Text to read -
===
# Eating out in Manchester



## big eejit (Sep 6, 2010)

I'm off up to Manchester for a few days soon. Any recommendations of places to eat in the city centre? Cafes or pubs or restaurants...


----------



## Chemical needs (Sep 6, 2010)

I quite enjoyed Gengis Khan - Mongolian grill. Think they have two for one on .... Wednesday?


----------



## big eejit (Sep 6, 2010)

Thanks. What is Mongolian food like then?


----------



## killer b (Sep 6, 2010)

dimitri's on deansgate was a favourite of mine for ages... not really eaten out in manc lately, but my dad says it's still the business. do you like greek?


----------



## killer b (Sep 6, 2010)

omg. their website is incredible.

the food is awesome, honest...


----------



## big eejit (Sep 6, 2010)

That is a hell of a website! I love Greek food and some of the food pics on there look fantastic. That's top of the list.


----------



## Cribynkle (Sep 6, 2010)

Dimitris is lovely - went there a couple of weeks ago and the food was amazing 

If you venture out of the city centre the Third Eye in Didsbury do a fab curry.


----------



## Part 2 (Sep 6, 2010)

Check out the Groupon site for Manchester offers, there've been some good restaurant deals lately. 

Also Manchester confidential has good reviews, offers etc.


----------



## AnnO'Neemus (Sep 7, 2010)

Yeah, Dimitris is excellent.  Tampopo is good for pan-asian stuff, they have a couple of outlets, at the Triangle and Albert Square and it's kind of informal, canteen, big table, bench style thing, so easier to eat on your own.  I used to love El Rincon, but I haven't been for a while and it's tricky to find (off Deangate, down a back alley).

Also just try bimbling around in the Northern Quarter and trying what you come across.


----------



## Yu_Gi_Oh (Sep 7, 2010)

Love Saves The Day is a nice place to have lunch or a snack or something.    I hope it still exists, I haven't lived in Manc for 5 years now, but there are reviews on the link from 2008.  Does anyone else know if LSTD is still open?


----------



## AnnO'Neemus (Sep 8, 2010)

Yu_Gi_Oh said:


> Love Saves The Day is a nice place to have lunch or a snack or something.    I hope it still exists, I haven't lived in Manc for 5 years now, but there are reviews on the link from 2008.  Does anyone else know if LSTD is still open?
===
Entries taken from a collection -

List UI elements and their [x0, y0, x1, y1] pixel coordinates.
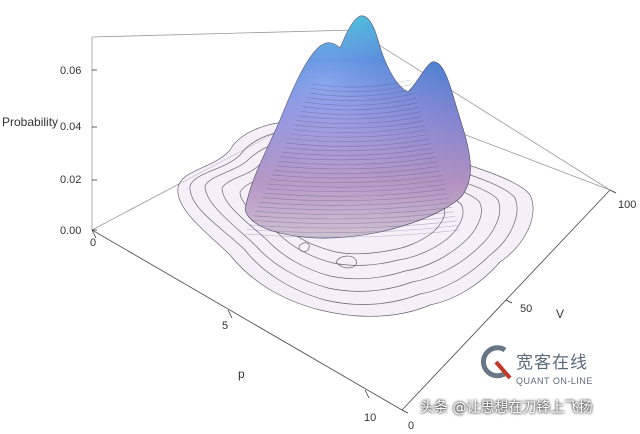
- surface-contour-line: [257, 202, 451, 211]
- z-tick-label: 0.00: [60, 225, 81, 237]
- v-axis-label: V: [556, 307, 564, 321]
- p-tick-label: 0: [90, 237, 96, 249]
- surface-contour-line: [284, 143, 432, 152]
- surface-contour-line: [265, 184, 445, 192]
- v-tick-label: 0: [408, 420, 414, 432]
- watermark: 宽客在线 QUANT ON-LINE: [480, 345, 593, 386]
- z-tick-label: 0.04: [60, 121, 81, 133]
- surface-contour-line: [263, 188, 447, 197]
- surface-contour-line: [305, 97, 417, 106]
- surface-contour-line: [271, 170, 441, 179]
- z-axis-label: Probability: [2, 115, 58, 129]
- v-tick-label: 50: [520, 303, 532, 315]
- surface-contour-line: [290, 129, 427, 138]
- surface-contour-line: [259, 197, 450, 206]
- surface-contour-line: [311, 84, 412, 92]
- z-tick-label: 0.06: [60, 65, 81, 77]
- surface-contour-line: [303, 102, 418, 111]
- v-tick-label: 100: [618, 199, 636, 211]
- surface-contour-line: [261, 193, 448, 202]
- watermark-cn: 宽客在线: [516, 353, 588, 373]
- p-axis: 0 5 10 p: [90, 229, 376, 424]
- surface-contour-line: [274, 166, 439, 174]
- surface-contour-line: [298, 111, 421, 120]
- surface-contour-line: [253, 211, 454, 220]
- surface-contour-line: [247, 225, 459, 233]
- watermark-en: QUANT ON-LINE: [516, 376, 593, 386]
- probability-surface: [244, 15, 471, 239]
- surface-contour-line: [249, 220, 457, 229]
- surface-contour-line: [280, 152, 435, 161]
- surface-contour-line: [278, 157, 436, 165]
- surface-contour-line: [251, 216, 456, 224]
- p-axis-label: p: [238, 367, 245, 381]
- surface-contour-line: [269, 175, 442, 183]
- surface-contour-line: [294, 120, 424, 129]
- p-tick-label: 5: [222, 320, 228, 332]
- surface-contour-line: [307, 93, 415, 102]
- surface-contour-lines: [244, 79, 460, 238]
- surface-contour-line: [309, 88, 414, 97]
- surface-contour-line: [244, 229, 460, 238]
- z-axis: 0.00 0.02 0.04 0.06 Probability: [2, 65, 97, 237]
- surface-contour-line: [255, 207, 453, 215]
- surface-contour-line: [292, 125, 426, 133]
- z-tick-label: 0.02: [60, 174, 81, 186]
- p-tick-label: 10: [364, 412, 376, 424]
- surface-contour-line: [276, 161, 438, 170]
- surface-contour-line: [267, 179, 444, 188]
- surface-contour-line: [313, 79, 411, 88]
- quant-logo-icon: [480, 345, 512, 380]
- surface-contour-line: [286, 138, 430, 147]
- surface-contour-line: [288, 134, 429, 142]
- surface-contour-line: [282, 147, 433, 156]
- v-axis: 0 50 100 V: [401, 189, 636, 432]
- surface-contour-line: [300, 107, 420, 115]
- credit-text: 头条 @让思想在刀锋上飞扬: [420, 400, 593, 416]
- surface-contour-line: [296, 116, 423, 124]
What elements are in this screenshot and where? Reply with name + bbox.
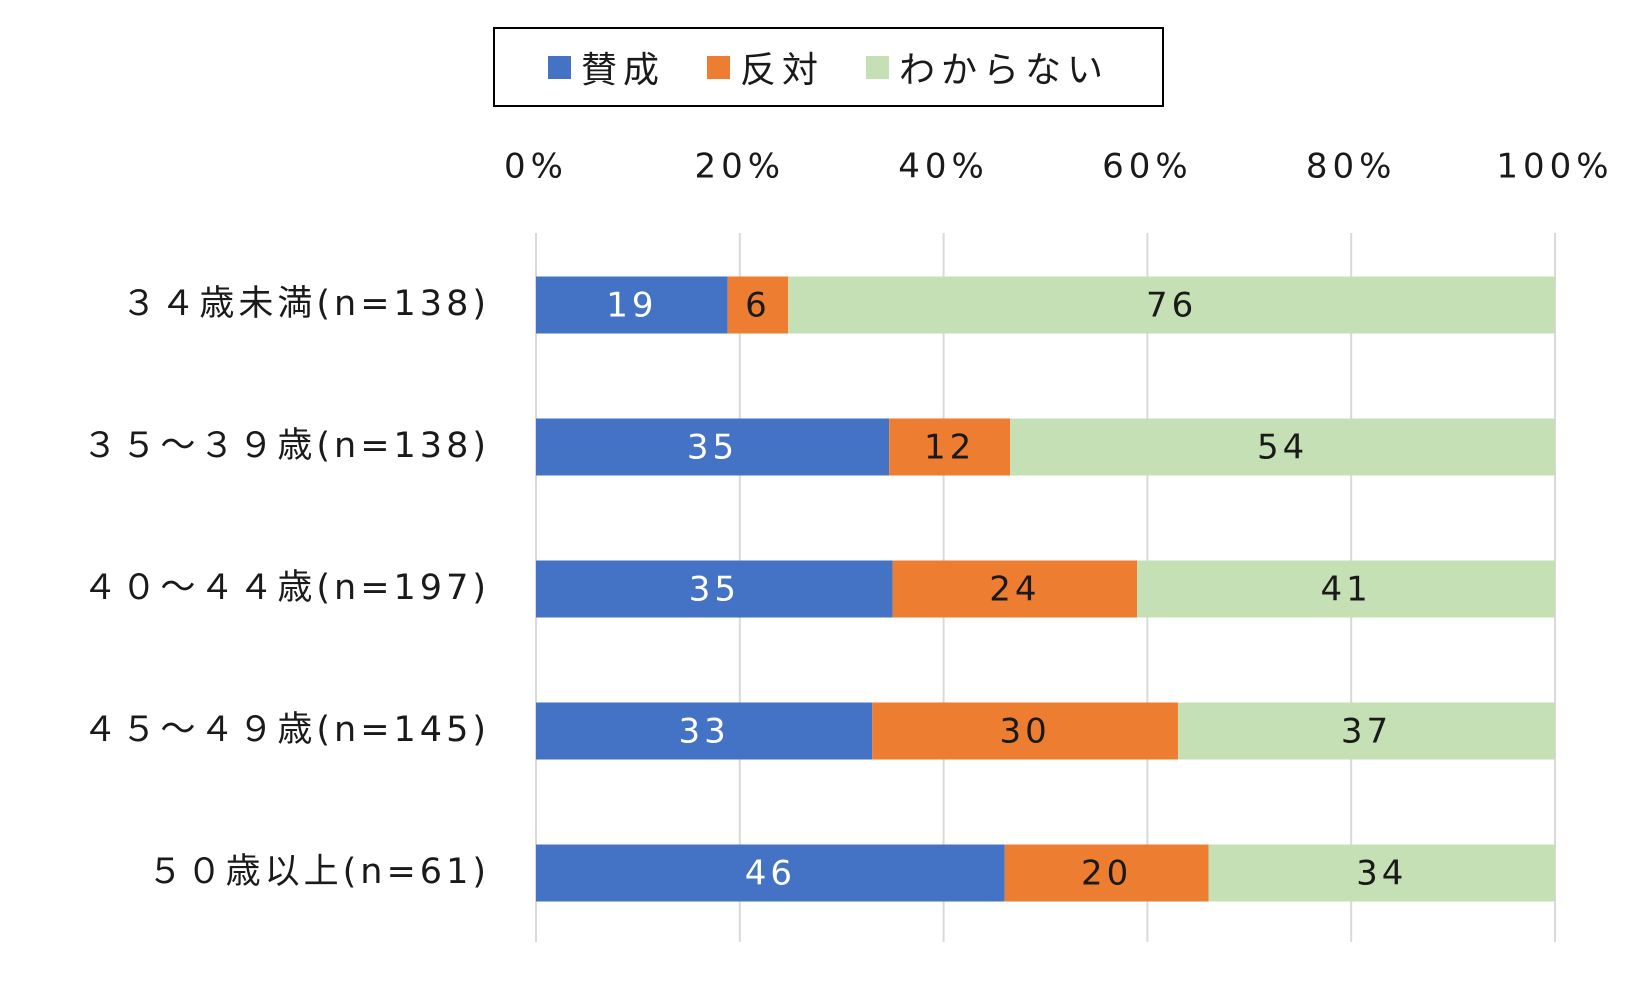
legend-item-agree: 賛成 bbox=[547, 41, 665, 93]
bar-0-0 bbox=[536, 276, 728, 334]
legend-label-unknown: わからない bbox=[899, 50, 1110, 91]
data-label-2-1: 54 bbox=[1257, 428, 1308, 468]
bar-2-2 bbox=[1137, 560, 1555, 618]
data-label-0-3: 33 bbox=[679, 712, 730, 752]
bar-0-4 bbox=[536, 844, 1005, 902]
legend-swatch-unknown bbox=[866, 55, 889, 79]
data-label-2-0: 76 bbox=[1146, 286, 1197, 326]
bar-0-2 bbox=[536, 560, 893, 618]
bar-1-3 bbox=[872, 702, 1178, 760]
data-label-1-3: 30 bbox=[999, 712, 1050, 752]
category-label-3: ４５～４９歳(n=145) bbox=[82, 710, 490, 750]
bar-2-3 bbox=[1177, 702, 1555, 760]
data-label-1-1: 12 bbox=[924, 428, 975, 468]
category-label-2: ４０～４４歳(n=197) bbox=[82, 568, 490, 608]
bar-1-1 bbox=[889, 418, 1011, 476]
category-label-0: ３４歳未満(n=138) bbox=[121, 284, 490, 324]
legend-label-agree: 賛成 bbox=[580, 50, 665, 91]
bar-0-3 bbox=[536, 702, 873, 760]
x-tick-label-3: 60% bbox=[1102, 147, 1193, 187]
bar-1-0 bbox=[727, 276, 789, 334]
bar-2-0 bbox=[788, 276, 1555, 334]
category-label-4: ５０歳以上(n=61) bbox=[148, 852, 490, 892]
bar-2-4 bbox=[1208, 844, 1555, 902]
bar-0-1 bbox=[536, 418, 890, 476]
legend-swatch-disagree bbox=[706, 55, 730, 79]
bar-1-2 bbox=[892, 560, 1138, 618]
x-tick-label-5: 100% bbox=[1496, 147, 1613, 187]
data-label-2-4: 34 bbox=[1356, 854, 1407, 894]
category-labels: ３４歳未満(n=138) ３５～３９歳(n=138) ４０～４４歳(n=197) ４５… bbox=[82, 284, 490, 892]
legend-label-disagree: 反対 bbox=[739, 50, 824, 91]
bars bbox=[536, 276, 1555, 902]
x-tick-label-1: 20% bbox=[695, 147, 786, 187]
category-label-1: ３５～３９歳(n=138) bbox=[82, 426, 490, 466]
chart-legend: 賛成 反対 わからない bbox=[493, 27, 1164, 107]
data-label-0-0: 19 bbox=[606, 286, 657, 326]
x-tick-label-4: 80% bbox=[1306, 147, 1397, 187]
legend-swatch-agree bbox=[547, 55, 571, 79]
bar-2-1 bbox=[1010, 418, 1555, 476]
legend-item-unknown: わからない bbox=[866, 41, 1109, 93]
bar-1-4 bbox=[1004, 844, 1209, 902]
x-tick-label-2: 40% bbox=[898, 147, 989, 187]
data-label-1-0: 6 bbox=[745, 286, 771, 326]
data-label-0-2: 35 bbox=[689, 570, 740, 610]
data-label-1-2: 24 bbox=[989, 570, 1040, 610]
legend-item-disagree: 反対 bbox=[706, 41, 824, 93]
data-labels: 19 6 76 35 12 54 35 24 41 33 30 37 46 20 34 bbox=[606, 286, 1407, 894]
data-label-1-4: 20 bbox=[1081, 854, 1132, 894]
data-label-0-4: 46 bbox=[745, 854, 796, 894]
x-axis-ticks: 0% 20% 40% 60% 80% 100% bbox=[504, 147, 1613, 187]
x-tick-label-0: 0% bbox=[504, 147, 568, 187]
data-label-2-2: 41 bbox=[1320, 570, 1371, 610]
data-label-2-3: 37 bbox=[1341, 712, 1392, 752]
data-label-0-1: 35 bbox=[687, 428, 738, 468]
===
To be done -
A. Identify every line of the records above that contains the string "legend". Case counts.
B. Write what comes next in the forum thread on eating out in Manchester, picking up after its final line.

Responses -
A.
legend-item-agree: 賛成 bbox=[547, 41, 665, 93]
legend-label-unknown: わからない bbox=[899, 50, 1110, 91]
legend-swatch-unknown bbox=[866, 55, 889, 79]
legend-label-agree: 賛成 bbox=[580, 50, 665, 91]
legend-swatch-disagree bbox=[706, 55, 730, 79]
legend-label-disagree: 反対 bbox=[739, 50, 824, 91]
chart-legend: 賛成 反対 わからない bbox=[493, 27, 1164, 107]
legend-swatch-agree bbox=[547, 55, 571, 79]
legend-item-unknown: わからない bbox=[866, 41, 1109, 93]
legend-item-disagree: 反対 bbox=[706, 41, 824, 93]

B.
No, it isn't, unfortunately.


----------



## veracity (Sep 11, 2010)

If you like curry, try The Punjab on Wilmslow Road in Rusholme, there's not many places on the Curry Mile I would be happy to recommend, but this is one of them. Southern Indian delicacies a speciality.

If Middle Eastern food is more your thing, you can't go wrong with Aladdins, just opposite The Red Lion on Wilmslow Road in Withington.


----------



## Espresso (Sep 12, 2010)

If you are a beer hound, go to The Marble Arch in Ancoats. Their grub is fairly excellent, too.


----------



## ebay sex moomin (Sep 12, 2010)

I really rate Croma, a pizza restaurant just near the town hall. I've been there for my last two birthdays. I always have the roasted vegetable pizza, with extra mushrooms- it's the business!


----------



## big eejit (Sep 21, 2010)

Thanks for all your recommendations. We went to Dimitris which was brilliant - great service, v friendly and v tasty good value food. 

Also went to The Marble Arch (a couple we met in Brum recommended it as the best pub in Manchester). That was great too. Tasty beer brewed on site and marvellous fish, chips and mushy peas!

We loved Manchester - not spent much time there despite (because of?) coming from Liverpool. Great city.


----------



## Yu_Gi_Oh (Sep 21, 2010)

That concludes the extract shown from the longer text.